Stated exercise:
Among the entries below, count the lines where the string "바랍니다" occurs, and give only the number.

Data shown:
+++

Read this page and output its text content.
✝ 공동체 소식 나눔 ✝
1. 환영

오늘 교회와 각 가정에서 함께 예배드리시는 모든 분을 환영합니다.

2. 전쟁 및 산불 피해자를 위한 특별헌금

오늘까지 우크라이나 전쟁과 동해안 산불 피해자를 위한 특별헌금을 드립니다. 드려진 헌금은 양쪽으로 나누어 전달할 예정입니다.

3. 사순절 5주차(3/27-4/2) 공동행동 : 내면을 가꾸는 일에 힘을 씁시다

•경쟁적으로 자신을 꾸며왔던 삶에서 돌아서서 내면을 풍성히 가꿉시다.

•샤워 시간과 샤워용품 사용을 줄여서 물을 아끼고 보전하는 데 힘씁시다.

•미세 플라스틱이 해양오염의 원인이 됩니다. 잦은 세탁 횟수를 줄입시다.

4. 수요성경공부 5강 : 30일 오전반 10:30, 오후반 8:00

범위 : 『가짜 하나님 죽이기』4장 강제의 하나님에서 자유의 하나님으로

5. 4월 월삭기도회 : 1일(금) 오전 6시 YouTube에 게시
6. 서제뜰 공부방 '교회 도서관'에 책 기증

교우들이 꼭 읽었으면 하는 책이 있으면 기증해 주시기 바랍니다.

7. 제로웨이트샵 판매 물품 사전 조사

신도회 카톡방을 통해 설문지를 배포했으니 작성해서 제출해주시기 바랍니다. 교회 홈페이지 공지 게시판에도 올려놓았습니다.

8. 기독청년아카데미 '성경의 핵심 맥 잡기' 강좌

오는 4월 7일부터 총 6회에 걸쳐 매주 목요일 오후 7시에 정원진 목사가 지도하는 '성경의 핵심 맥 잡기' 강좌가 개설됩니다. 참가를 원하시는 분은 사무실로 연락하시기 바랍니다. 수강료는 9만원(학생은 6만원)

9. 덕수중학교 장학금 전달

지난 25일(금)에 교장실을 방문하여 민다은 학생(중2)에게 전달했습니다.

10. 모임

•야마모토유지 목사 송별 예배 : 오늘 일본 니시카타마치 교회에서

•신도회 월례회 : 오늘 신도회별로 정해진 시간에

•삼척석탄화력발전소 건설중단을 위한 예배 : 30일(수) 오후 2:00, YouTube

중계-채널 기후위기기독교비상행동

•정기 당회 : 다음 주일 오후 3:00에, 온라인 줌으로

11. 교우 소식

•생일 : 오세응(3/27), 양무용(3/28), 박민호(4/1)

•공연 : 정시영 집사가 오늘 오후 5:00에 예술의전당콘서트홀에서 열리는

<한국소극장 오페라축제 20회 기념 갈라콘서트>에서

+++

Result of this exercise:
3